Repeat every record below exactly, but leave out any pictures.

====

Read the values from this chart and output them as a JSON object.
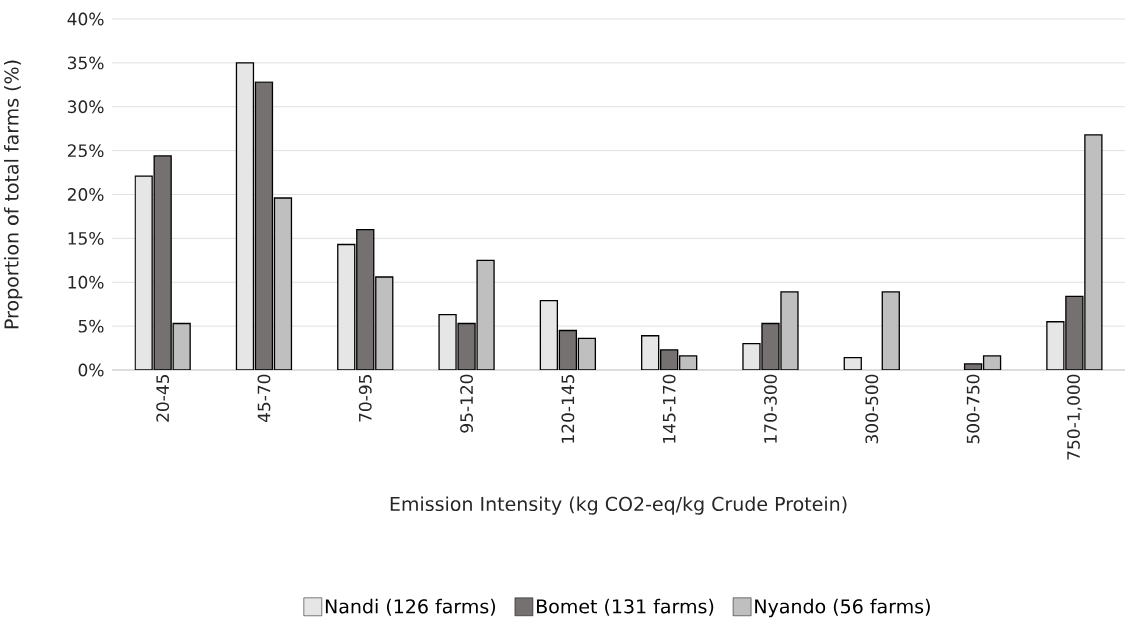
{
  "chart_data": {
    "type": "bar",
    "xlabel": "Emission Intensity (kg CO2-eq/kg Crude Protein)",
    "ylabel": "Proportion of total farms (%)",
    "categories": [
      "20-45",
      "45-70",
      "70-95",
      "95-120",
      "120-145",
      "145-170",
      "170-300",
      "300-500",
      "500-750",
      "750-1,000"
    ],
    "series": [
      {
        "name": "Nandi (126 farms)",
        "color": "#e7e6e6",
        "values": [
          22.1,
          35.0,
          14.3,
          6.3,
          7.9,
          3.9,
          3.0,
          1.4,
          null,
          5.5
        ]
      },
      {
        "name": "Bomet (131 farms)",
        "color": "#767171",
        "values": [
          24.4,
          32.8,
          16.0,
          5.3,
          4.5,
          2.3,
          5.3,
          null,
          0.7,
          8.4
        ]
      },
      {
        "name": "Nyando (56 farms)",
        "color": "#bfbfbf",
        "values": [
          5.3,
          19.6,
          10.6,
          12.5,
          3.6,
          1.6,
          8.9,
          8.9,
          1.6,
          26.8
        ]
      }
    ],
    "ylim": [
      0,
      40
    ],
    "yticks": [
      {
        "value": 0,
        "label": "0%"
      },
      {
        "value": 5,
        "label": "5%"
      },
      {
        "value": 10,
        "label": "10%"
      },
      {
        "value": 15,
        "label": "15%"
      },
      {
        "value": 20,
        "label": "20%"
      },
      {
        "value": 25,
        "label": "25%"
      },
      {
        "value": 30,
        "label": "30%"
      },
      {
        "value": 35,
        "label": "35%"
      },
      {
        "value": 40,
        "label": "40%"
      }
    ],
    "grid": "y",
    "legend": "bottom"
  }
}
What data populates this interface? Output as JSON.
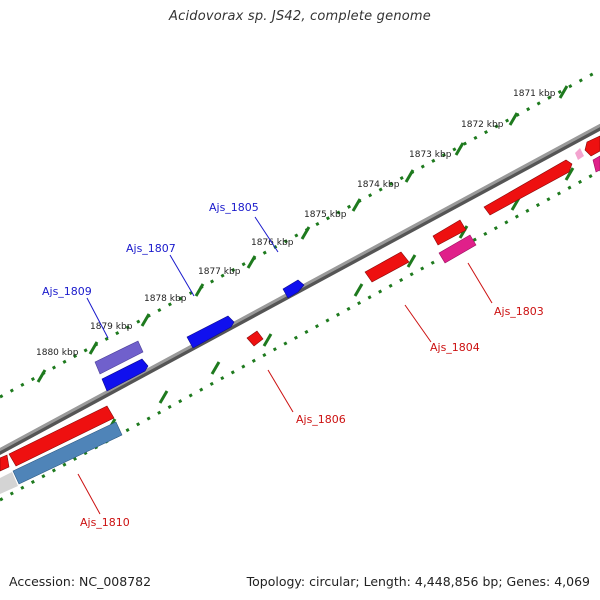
{
  "title": "Acidovorax sp. JS42, complete genome",
  "footer": {
    "accession": "Accession: NC_008782",
    "topology": "Topology: circular; Length: 4,448,856 bp; Genes: 4,069"
  },
  "colors": {
    "backbone": "#8a8a8a",
    "forward_gene": "#1010ee",
    "reverse_gene": "#ee1010",
    "pink_gene": "#e0208a",
    "purple_gene": "#7060cc",
    "steel_gene": "#4f84b8",
    "tick_green": "#1e7a1e",
    "blue_label": "#1a1acc",
    "red_label": "#cc1111"
  },
  "kbp_labels": [
    "1871 kbp",
    "1872 kbp",
    "1873 kbp",
    "1874 kbp",
    "1875 kbp",
    "1876 kbp",
    "1877 kbp",
    "1878 kbp",
    "1879 kbp",
    "1880 kbp"
  ],
  "gene_labels": [
    {
      "text": "Ajs_1805",
      "strand": "forward"
    },
    {
      "text": "Ajs_1807",
      "strand": "forward"
    },
    {
      "text": "Ajs_1809",
      "strand": "forward"
    },
    {
      "text": "Ajs_1803",
      "strand": "reverse"
    },
    {
      "text": "Ajs_1804",
      "strand": "reverse"
    },
    {
      "text": "Ajs_1806",
      "strand": "reverse"
    },
    {
      "text": "Ajs_1810",
      "strand": "reverse"
    }
  ]
}
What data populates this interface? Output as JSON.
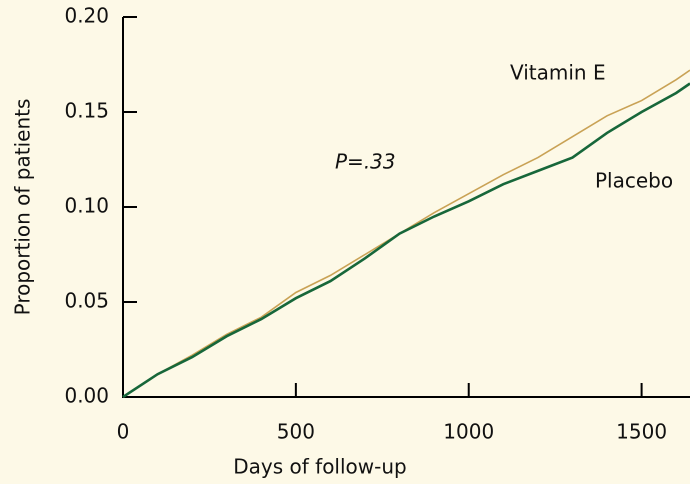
{
  "chart_data": {
    "type": "line",
    "xlabel": "Days of follow-up",
    "ylabel": "Proportion of patients",
    "x": [
      0,
      100,
      200,
      300,
      400,
      500,
      600,
      700,
      800,
      900,
      1000,
      1100,
      1200,
      1300,
      1400,
      1500,
      1600,
      1640
    ],
    "series": [
      {
        "name": "Vitamin E",
        "color": "#c9a255",
        "values": [
          0,
          0.012,
          0.022,
          0.033,
          0.042,
          0.055,
          0.064,
          0.075,
          0.086,
          0.097,
          0.107,
          0.117,
          0.126,
          0.137,
          0.148,
          0.156,
          0.167,
          0.172
        ]
      },
      {
        "name": "Placebo",
        "color": "#17673a",
        "values": [
          0,
          0.012,
          0.021,
          0.032,
          0.041,
          0.052,
          0.061,
          0.073,
          0.086,
          0.095,
          0.103,
          0.112,
          0.119,
          0.126,
          0.139,
          0.15,
          0.16,
          0.165
        ]
      }
    ],
    "annotations": [
      "P=.33"
    ],
    "xlim": [
      0,
      1640
    ],
    "ylim": [
      0,
      0.2
    ],
    "xticks": [
      0,
      500,
      1000,
      1500
    ],
    "yticks": [
      {
        "value": 0,
        "label": "0.00"
      },
      0.05,
      {
        "value": 0.1,
        "label": "0.10"
      },
      0.15,
      {
        "value": 0.2,
        "label": "0.20"
      }
    ]
  }
}
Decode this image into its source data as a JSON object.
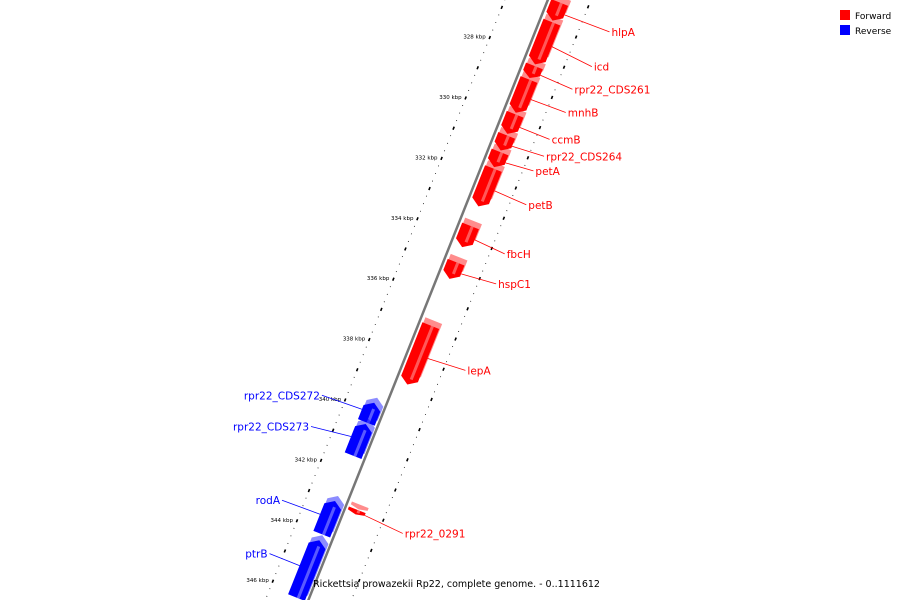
{
  "caption": "Rickettsia prowazekii Rp22, complete genome. - 0..1111612",
  "colors": {
    "forward": "#ff0000",
    "reverse": "#0000ff",
    "backbone": "#777777"
  },
  "legend": [
    {
      "label": "Forward",
      "color": "#ff0000"
    },
    {
      "label": "Reverse",
      "color": "#0000ff"
    }
  ],
  "ticks": [
    {
      "kbp": 328,
      "label": "328 kbp"
    },
    {
      "kbp": 330,
      "label": "330 kbp"
    },
    {
      "kbp": 332,
      "label": "332 kbp"
    },
    {
      "kbp": 334,
      "label": "334 kbp"
    },
    {
      "kbp": 336,
      "label": "336 kbp"
    },
    {
      "kbp": 338,
      "label": "338 kbp"
    },
    {
      "kbp": 340,
      "label": "340 kbp"
    },
    {
      "kbp": 342,
      "label": "342 kbp"
    },
    {
      "kbp": 344,
      "label": "344 kbp"
    },
    {
      "kbp": 346,
      "label": "346 kbp"
    }
  ],
  "genes": [
    {
      "name": "hlpA",
      "strand": "forward",
      "start_kbp": 326.2,
      "end_kbp": 326.8
    },
    {
      "name": "icd",
      "strand": "forward",
      "start_kbp": 326.85,
      "end_kbp": 328.25
    },
    {
      "name": "rpr22_CDS261",
      "strand": "forward",
      "start_kbp": 328.3,
      "end_kbp": 328.7
    },
    {
      "name": "mnhB",
      "strand": "forward",
      "start_kbp": 328.75,
      "end_kbp": 329.85
    },
    {
      "name": "ccmB",
      "strand": "forward",
      "start_kbp": 329.9,
      "end_kbp": 330.55
    },
    {
      "name": "rpr22_CDS264",
      "strand": "forward",
      "start_kbp": 330.6,
      "end_kbp": 331.1
    },
    {
      "name": "petA",
      "strand": "forward",
      "start_kbp": 331.15,
      "end_kbp": 331.65
    },
    {
      "name": "petB",
      "strand": "forward",
      "start_kbp": 331.7,
      "end_kbp": 332.95
    },
    {
      "name": "fbcH",
      "strand": "forward",
      "start_kbp": 333.6,
      "end_kbp": 334.3
    },
    {
      "name": "hspC1",
      "strand": "forward",
      "start_kbp": 334.8,
      "end_kbp": 335.35
    },
    {
      "name": "lepA",
      "strand": "forward",
      "start_kbp": 336.9,
      "end_kbp": 338.85
    },
    {
      "name": "rpr22_CDS272",
      "strand": "reverse",
      "start_kbp": 339.75,
      "end_kbp": 340.4
    },
    {
      "name": "rpr22_CDS273",
      "strand": "reverse",
      "start_kbp": 340.45,
      "end_kbp": 341.5
    },
    {
      "name": "rpr22_0291",
      "strand": "forward",
      "start_kbp": 343.0,
      "end_kbp": 343.15
    },
    {
      "name": "rodA",
      "strand": "reverse",
      "start_kbp": 343.0,
      "end_kbp": 344.1
    },
    {
      "name": "ptrB",
      "strand": "reverse",
      "start_kbp": 344.3,
      "end_kbp": 346.2
    }
  ]
}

====

Your solution:
Read the values from this chart and output them as a JSON object.
{
  "chart_data": {
    "type": "bar",
    "xlabel": "Emission Intensity (kg CO2-eq/kg Crude Protein)",
    "ylabel": "Proportion of total farms (%)",
    "categories": [
      "20-45",
      "45-70",
      "70-95",
      "95-120",
      "120-145",
      "145-170",
      "170-300",
      "300-500",
      "500-750",
      "750-1,000"
    ],
    "series": [
      {
        "name": "Nandi (126 farms)",
        "color": "#e7e6e6",
        "values": [
          22.1,
          35.0,
          14.3,
          6.3,
          7.9,
          3.9,
          3.0,
          1.4,
          null,
          5.5
        ]
      },
      {
        "name": "Bomet (131 farms)",
        "color": "#767171",
        "values": [
          24.4,
          32.8,
          16.0,
          5.3,
          4.5,
          2.3,
          5.3,
          null,
          0.7,
          8.4
        ]
      },
      {
        "name": "Nyando (56 farms)",
        "color": "#bfbfbf",
        "values": [
          5.3,
          19.6,
          10.6,
          12.5,
          3.6,
          1.6,
          8.9,
          8.9,
          1.6,
          26.8
        ]
      }
    ],
    "ylim": [
      0,
      40
    ],
    "yticks": [
      {
        "value": 0,
        "label": "0%"
      },
      {
        "value": 5,
        "label": "5%"
      },
      {
        "value": 10,
        "label": "10%"
      },
      {
        "value": 15,
        "label": "15%"
      },
      {
        "value": 20,
        "label": "20%"
      },
      {
        "value": 25,
        "label": "25%"
      },
      {
        "value": 30,
        "label": "30%"
      },
      {
        "value": 35,
        "label": "35%"
      },
      {
        "value": 40,
        "label": "40%"
      }
    ],
    "grid": "y",
    "legend": "bottom"
  }
}
What data populates this interface? Output as JSON.
{
  "title": "Acidovorax sp. JS42, complete genome",
  "footer": {
    "accession": "Accession: NC_008782",
    "topology": "Topology: circular; Length: 4,448,856 bp; Genes: 4,069"
  },
  "colors": {
    "backbone": "#8a8a8a",
    "forward_gene": "#1010ee",
    "reverse_gene": "#ee1010",
    "pink_gene": "#e0208a",
    "purple_gene": "#7060cc",
    "steel_gene": "#4f84b8",
    "tick_green": "#1e7a1e",
    "blue_label": "#1a1acc",
    "red_label": "#cc1111"
  },
  "kbp_labels": [
    "1871 kbp",
    "1872 kbp",
    "1873 kbp",
    "1874 kbp",
    "1875 kbp",
    "1876 kbp",
    "1877 kbp",
    "1878 kbp",
    "1879 kbp",
    "1880 kbp"
  ],
  "gene_labels": [
    {
      "text": "Ajs_1805",
      "strand": "forward"
    },
    {
      "text": "Ajs_1807",
      "strand": "forward"
    },
    {
      "text": "Ajs_1809",
      "strand": "forward"
    },
    {
      "text": "Ajs_1803",
      "strand": "reverse"
    },
    {
      "text": "Ajs_1804",
      "strand": "reverse"
    },
    {
      "text": "Ajs_1806",
      "strand": "reverse"
    },
    {
      "text": "Ajs_1810",
      "strand": "reverse"
    }
  ]
}
What data populates this interface? Output as JSON.
{
  "chart_data": {
    "type": "line",
    "xlabel": "Days of follow-up",
    "ylabel": "Proportion of patients",
    "x": [
      0,
      100,
      200,
      300,
      400,
      500,
      600,
      700,
      800,
      900,
      1000,
      1100,
      1200,
      1300,
      1400,
      1500,
      1600,
      1640
    ],
    "series": [
      {
        "name": "Vitamin E",
        "color": "#c9a255",
        "values": [
          0,
          0.012,
          0.022,
          0.033,
          0.042,
          0.055,
          0.064,
          0.075,
          0.086,
          0.097,
          0.107,
          0.117,
          0.126,
          0.137,
          0.148,
          0.156,
          0.167,
          0.172
        ]
      },
      {
        "name": "Placebo",
        "color": "#17673a",
        "values": [
          0,
          0.012,
          0.021,
          0.032,
          0.041,
          0.052,
          0.061,
          0.073,
          0.086,
          0.095,
          0.103,
          0.112,
          0.119,
          0.126,
          0.139,
          0.15,
          0.16,
          0.165
        ]
      }
    ],
    "annotations": [
      "P=.33"
    ],
    "xlim": [
      0,
      1640
    ],
    "ylim": [
      0,
      0.2
    ],
    "xticks": [
      0,
      500,
      1000,
      1500
    ],
    "yticks": [
      {
        "value": 0,
        "label": "0.00"
      },
      0.05,
      {
        "value": 0.1,
        "label": "0.10"
      },
      0.15,
      {
        "value": 0.2,
        "label": "0.20"
      }
    ]
  }
}
Decode this image into its source data as a JSON object.
{
  "caption": "Rickettsia prowazekii Rp22, complete genome. - 0..1111612",
  "colors": {
    "forward": "#ff0000",
    "reverse": "#0000ff",
    "backbone": "#777777"
  },
  "legend": [
    {
      "label": "Forward",
      "color": "#ff0000"
    },
    {
      "label": "Reverse",
      "color": "#0000ff"
    }
  ],
  "ticks": [
    {
      "kbp": 328,
      "label": "328 kbp"
    },
    {
      "kbp": 330,
      "label": "330 kbp"
    },
    {
      "kbp": 332,
      "label": "332 kbp"
    },
    {
      "kbp": 334,
      "label": "334 kbp"
    },
    {
      "kbp": 336,
      "label": "336 kbp"
    },
    {
      "kbp": 338,
      "label": "338 kbp"
    },
    {
      "kbp": 340,
      "label": "340 kbp"
    },
    {
      "kbp": 342,
      "label": "342 kbp"
    },
    {
      "kbp": 344,
      "label": "344 kbp"
    },
    {
      "kbp": 346,
      "label": "346 kbp"
    }
  ],
  "genes": [
    {
      "name": "hlpA",
      "strand": "forward",
      "start_kbp": 326.2,
      "end_kbp": 326.8
    },
    {
      "name": "icd",
      "strand": "forward",
      "start_kbp": 326.85,
      "end_kbp": 328.25
    },
    {
      "name": "rpr22_CDS261",
      "strand": "forward",
      "start_kbp": 328.3,
      "end_kbp": 328.7
    },
    {
      "name": "mnhB",
      "strand": "forward",
      "start_kbp": 328.75,
      "end_kbp": 329.85
    },
    {
      "name": "ccmB",
      "strand": "forward",
      "start_kbp": 329.9,
      "end_kbp": 330.55
    },
    {
      "name": "rpr22_CDS264",
      "strand": "forward",
      "start_kbp": 330.6,
      "end_kbp": 331.1
    },
    {
      "name": "petA",
      "strand": "forward",
      "start_kbp": 331.15,
      "end_kbp": 331.65
    },
    {
      "name": "petB",
      "strand": "forward",
      "start_kbp": 331.7,
      "end_kbp": 332.95
    },
    {
      "name": "fbcH",
      "strand": "forward",
      "start_kbp": 333.6,
      "end_kbp": 334.3
    },
    {
      "name": "hspC1",
      "strand": "forward",
      "start_kbp": 334.8,
      "end_kbp": 335.35
    },
    {
      "name": "lepA",
      "strand": "forward",
      "start_kbp": 336.9,
      "end_kbp": 338.85
    },
    {
      "name": "rpr22_CDS272",
      "strand": "reverse",
      "start_kbp": 339.75,
      "end_kbp": 340.4
    },
    {
      "name": "rpr22_CDS273",
      "strand": "reverse",
      "start_kbp": 340.45,
      "end_kbp": 341.5
    },
    {
      "name": "rpr22_0291",
      "strand": "forward",
      "start_kbp": 343.0,
      "end_kbp": 343.15
    },
    {
      "name": "rodA",
      "strand": "reverse",
      "start_kbp": 343.0,
      "end_kbp": 344.1
    },
    {
      "name": "ptrB",
      "strand": "reverse",
      "start_kbp": 344.3,
      "end_kbp": 346.2
    }
  ]
}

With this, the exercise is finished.